● **Records to use**:
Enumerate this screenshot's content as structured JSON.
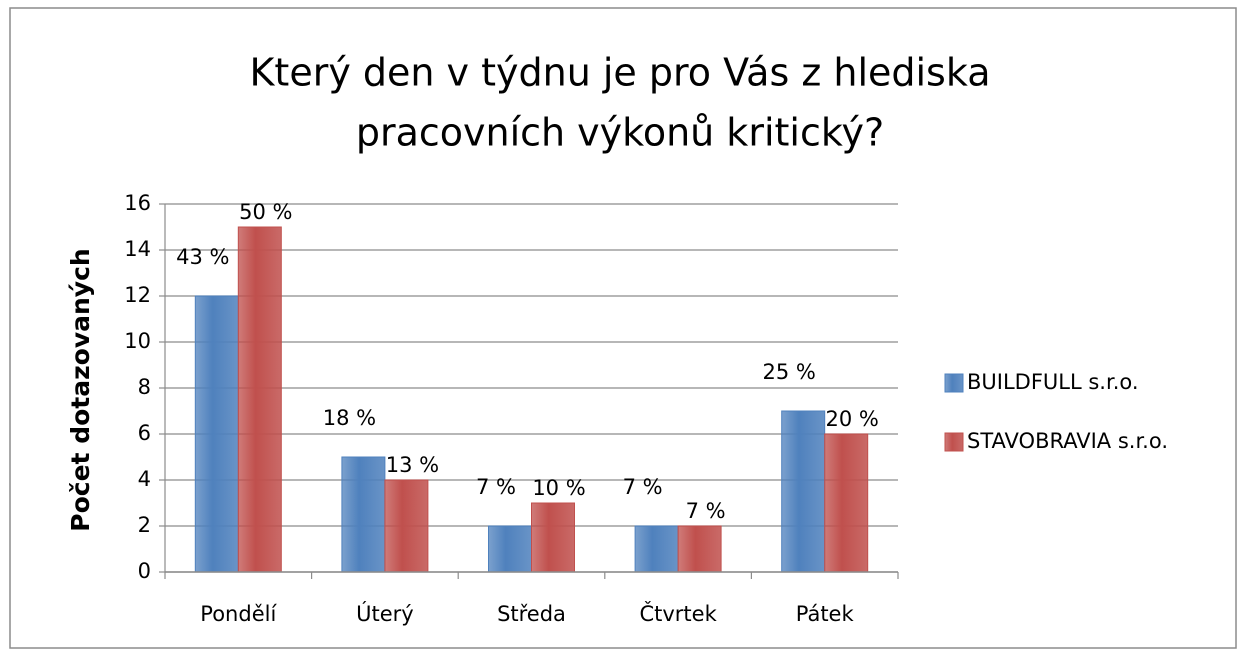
{
  "chart_data": {
    "type": "bar",
    "title": [
      "Který den v týdnu je pro Vás z hlediska",
      "pracovních výkonů kritický?"
    ],
    "y_label": "Počet dotazovaných",
    "categories": [
      "Pondělí",
      "Úterý",
      "Středa",
      "Čtvrtek",
      "Pátek"
    ],
    "series": [
      {
        "name": "BUILDFULL s.r.o.",
        "color": "#4f81bd",
        "values": [
          12,
          5,
          2,
          2,
          7
        ],
        "data_labels": [
          "43 %",
          "18 %",
          "7 %",
          "7 %",
          "25 %"
        ]
      },
      {
        "name": "STAVOBRAVIA s.r.o.",
        "color": "#c0504d",
        "values": [
          15,
          4,
          3,
          2,
          6
        ],
        "data_labels": [
          "50 %",
          "13 %",
          "10 %",
          "7 %",
          "20 %"
        ]
      }
    ],
    "ylim": [
      0,
      16
    ],
    "yticks": [
      0,
      2,
      4,
      6,
      8,
      10,
      12,
      14,
      16
    ],
    "grid": true,
    "legend": "right"
  }
}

● **Directive**: Return every line above that contains the word "name".

● **Task result**:
        "name": "BUILDFULL s.r.o.",
        "name": "STAVOBRAVIA s.r.o.",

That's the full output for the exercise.